▶ WHAT YOU ARE ASKED TO DO:
Return all lines where the word "grid" can be found.

▶ TASK MATERIAL:
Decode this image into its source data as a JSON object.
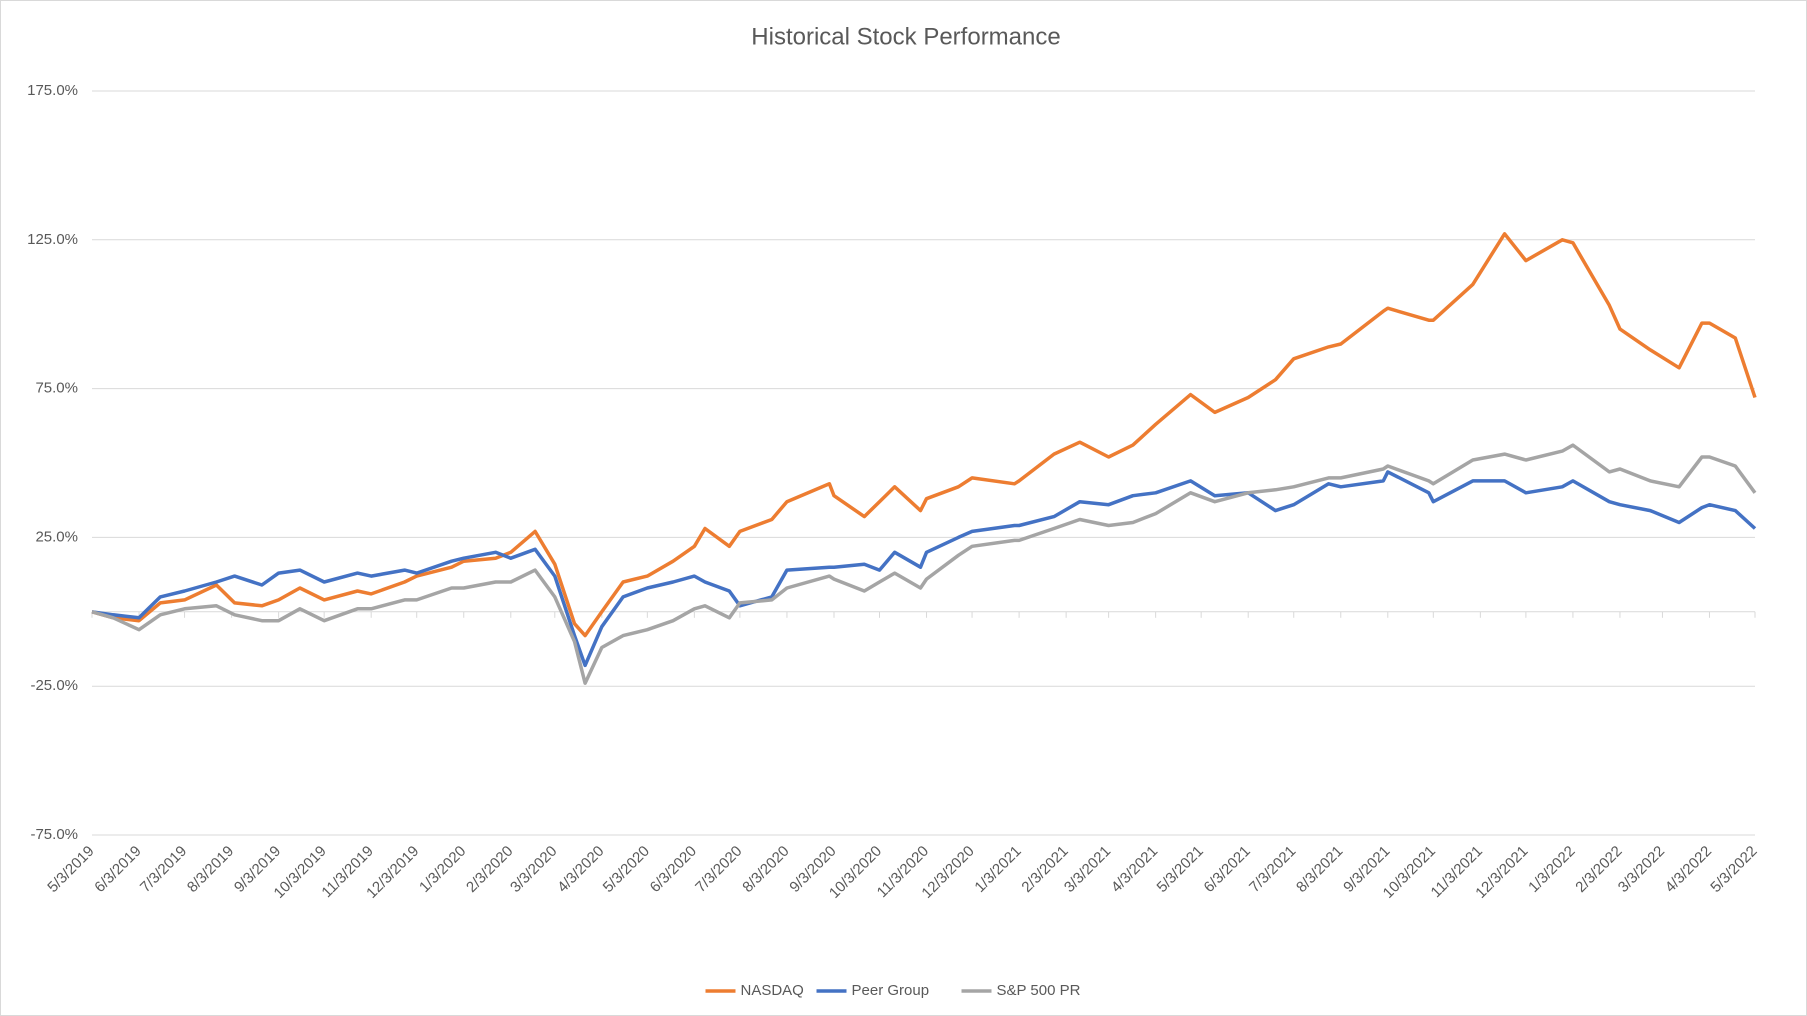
{
  "chart_data": {
    "type": "line",
    "title": "Historical Stock Performance",
    "x": [
      "5/3/2019",
      "5/17/2019",
      "6/3/2019",
      "6/17/2019",
      "7/3/2019",
      "7/24/2019",
      "8/5/2019",
      "8/23/2019",
      "9/3/2019",
      "9/17/2019",
      "10/3/2019",
      "10/25/2019",
      "11/3/2019",
      "11/25/2019",
      "12/3/2019",
      "12/26/2019",
      "1/3/2020",
      "1/24/2020",
      "2/3/2020",
      "2/19/2020",
      "3/3/2020",
      "3/16/2020",
      "3/23/2020",
      "4/3/2020",
      "4/17/2020",
      "5/3/2020",
      "5/20/2020",
      "6/3/2020",
      "6/10/2020",
      "6/26/2020",
      "7/3/2020",
      "7/24/2020",
      "8/3/2020",
      "8/31/2020",
      "9/3/2020",
      "9/23/2020",
      "10/3/2020",
      "10/13/2020",
      "10/30/2020",
      "11/3/2020",
      "11/24/2020",
      "12/3/2020",
      "12/31/2020",
      "1/3/2021",
      "1/26/2021",
      "2/12/2021",
      "3/3/2021",
      "3/19/2021",
      "4/3/2021",
      "4/26/2021",
      "5/12/2021",
      "6/3/2021",
      "6/21/2021",
      "7/3/2021",
      "7/26/2021",
      "8/3/2021",
      "8/31/2021",
      "9/3/2021",
      "9/30/2021",
      "10/3/2021",
      "10/29/2021",
      "11/19/2021",
      "12/3/2021",
      "12/27/2021",
      "1/3/2022",
      "1/27/2022",
      "2/3/2022",
      "2/23/2022",
      "3/14/2022",
      "3/29/2022",
      "4/3/2022",
      "4/20/2022",
      "5/3/2022"
    ],
    "series": [
      {
        "name": "NASDAQ",
        "color": "#ed7d31",
        "values": [
          0,
          -2,
          -3,
          3,
          4,
          9,
          3,
          2,
          4,
          8,
          4,
          7,
          6,
          10,
          12,
          15,
          17,
          18,
          20,
          27,
          16,
          -4,
          -8,
          0,
          10,
          12,
          17,
          22,
          28,
          22,
          27,
          31,
          37,
          43,
          39,
          32,
          37,
          42,
          34,
          38,
          42,
          45,
          43,
          44,
          53,
          57,
          52,
          56,
          63,
          73,
          67,
          72,
          78,
          85,
          89,
          90,
          101,
          102,
          98,
          98,
          110,
          127,
          118,
          125,
          124,
          103,
          95,
          88,
          82,
          97,
          97,
          92,
          72
        ]
      },
      {
        "name": "Peer Group",
        "color": "#4472c4",
        "values": [
          0,
          -1,
          -2,
          5,
          7,
          10,
          12,
          9,
          13,
          14,
          10,
          13,
          12,
          14,
          13,
          17,
          18,
          20,
          18,
          21,
          12,
          -8,
          -18,
          -5,
          5,
          8,
          10,
          12,
          10,
          7,
          2,
          5,
          14,
          15,
          15,
          16,
          14,
          20,
          15,
          20,
          25,
          27,
          29,
          29,
          32,
          37,
          36,
          39,
          40,
          44,
          39,
          40,
          34,
          36,
          43,
          42,
          44,
          47,
          40,
          37,
          44,
          44,
          40,
          42,
          44,
          37,
          36,
          34,
          30,
          35,
          36,
          34,
          28
        ]
      },
      {
        "name": "S&P 500 PR",
        "color": "#a5a5a5",
        "values": [
          0,
          -2,
          -6,
          -1,
          1,
          2,
          -1,
          -3,
          -3,
          1,
          -3,
          1,
          1,
          4,
          4,
          8,
          8,
          10,
          10,
          14,
          5,
          -10,
          -24,
          -12,
          -8,
          -6,
          -3,
          1,
          2,
          -2,
          3,
          4,
          8,
          12,
          11,
          7,
          10,
          13,
          8,
          11,
          19,
          22,
          24,
          24,
          28,
          31,
          29,
          30,
          33,
          40,
          37,
          40,
          41,
          42,
          45,
          45,
          48,
          49,
          44,
          43,
          51,
          53,
          51,
          54,
          56,
          47,
          48,
          44,
          42,
          52,
          52,
          49,
          40
        ]
      }
    ],
    "xlim": [
      "5/3/2019",
      "5/3/2022"
    ],
    "xticks": [
      "5/3/2019",
      "6/3/2019",
      "7/3/2019",
      "8/3/2019",
      "9/3/2019",
      "10/3/2019",
      "11/3/2019",
      "12/3/2019",
      "1/3/2020",
      "2/3/2020",
      "3/3/2020",
      "4/3/2020",
      "5/3/2020",
      "6/3/2020",
      "7/3/2020",
      "8/3/2020",
      "9/3/2020",
      "10/3/2020",
      "11/3/2020",
      "12/3/2020",
      "1/3/2021",
      "2/3/2021",
      "3/3/2021",
      "4/3/2021",
      "5/3/2021",
      "6/3/2021",
      "7/3/2021",
      "8/3/2021",
      "9/3/2021",
      "10/3/2021",
      "11/3/2021",
      "12/3/2021",
      "1/3/2022",
      "2/3/2022",
      "3/3/2022",
      "4/3/2022",
      "5/3/2022"
    ],
    "ylim": [
      -75,
      175
    ],
    "yticks": [
      {
        "value": -75,
        "label": "-75.0%"
      },
      {
        "value": -25,
        "label": "-25.0%"
      },
      {
        "value": 25,
        "label": "25.0%"
      },
      {
        "value": 75,
        "label": "75.0%"
      },
      {
        "value": 125,
        "label": "125.0%"
      },
      {
        "value": 175,
        "label": "175.0%"
      }
    ],
    "grid": true,
    "legend": "bottom"
  }
}
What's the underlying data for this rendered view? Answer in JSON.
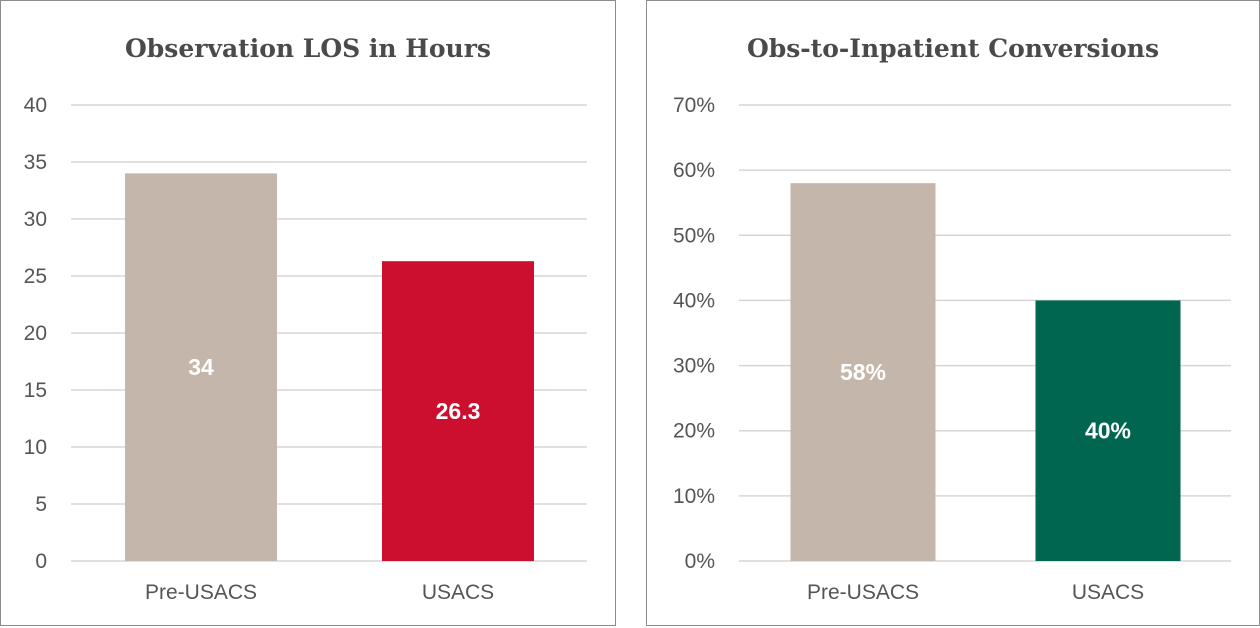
{
  "chart_data": [
    {
      "type": "bar",
      "title": "Observation LOS in Hours",
      "categories": [
        "Pre-USACS",
        "USACS"
      ],
      "values": [
        34,
        26.3
      ],
      "value_labels": [
        "34",
        "26.3"
      ],
      "bar_colors": [
        "#c4b6aa",
        "#cc0e2f"
      ],
      "ylim": [
        0,
        40
      ],
      "yticks": [
        0,
        5,
        10,
        15,
        20,
        25,
        30,
        35,
        40
      ],
      "ytick_labels": [
        "0",
        "5",
        "10",
        "15",
        "20",
        "25",
        "30",
        "35",
        "40"
      ],
      "grid": true,
      "legend": "none"
    },
    {
      "type": "bar",
      "title": "Obs-to-Inpatient Conversions",
      "categories": [
        "Pre-USACS",
        "USACS"
      ],
      "values": [
        58,
        40
      ],
      "value_labels": [
        "58%",
        "40%"
      ],
      "bar_colors": [
        "#c4b6aa",
        "#006650"
      ],
      "ylim": [
        0,
        70
      ],
      "yticks": [
        0,
        10,
        20,
        30,
        40,
        50,
        60,
        70
      ],
      "ytick_labels": [
        "0%",
        "10%",
        "20%",
        "30%",
        "40%",
        "50%",
        "60%",
        "70%"
      ],
      "grid": true,
      "legend": "none"
    }
  ]
}
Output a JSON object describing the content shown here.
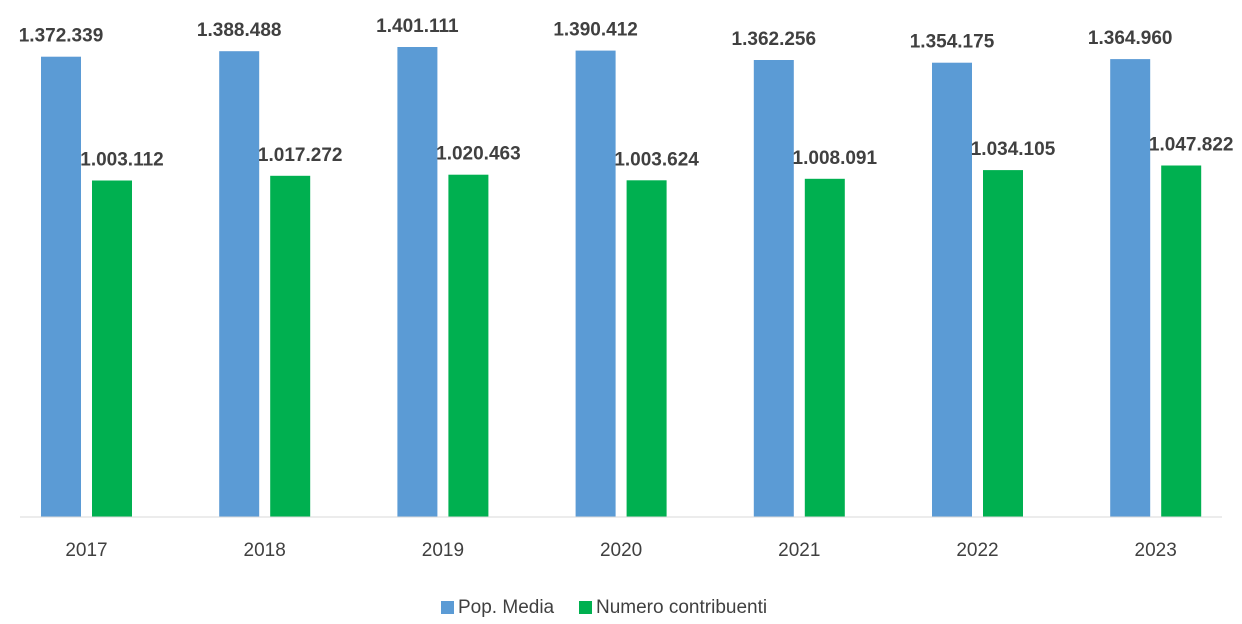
{
  "chart_data": {
    "type": "bar",
    "categories": [
      "2017",
      "2018",
      "2019",
      "2020",
      "2021",
      "2022",
      "2023"
    ],
    "series": [
      {
        "name": "Pop. Media",
        "color": "#5B9BD5",
        "values": [
          1372339,
          1388488,
          1401111,
          1390412,
          1362256,
          1354175,
          1364960
        ],
        "labels": [
          "1.372.339",
          "1.388.488",
          "1.401.111",
          "1.390.412",
          "1.362.256",
          "1.354.175",
          "1.364.960"
        ]
      },
      {
        "name": "Numero contribuenti",
        "color": "#00B050",
        "values": [
          1003112,
          1017272,
          1020463,
          1003624,
          1008091,
          1034105,
          1047822
        ],
        "labels": [
          "1.003.112",
          "1.017.272",
          "1.020.463",
          "1.003.624",
          "1.008.091",
          "1.034.105",
          "1.047.822"
        ]
      }
    ],
    "ylim": [
      0,
      1450000
    ],
    "grid": false,
    "legend_position": "bottom"
  }
}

▶ SOLUTION TO THIS PROBLEM:
    "grid": true,
      "grid": true,
      "grid": true,
    "grid": false,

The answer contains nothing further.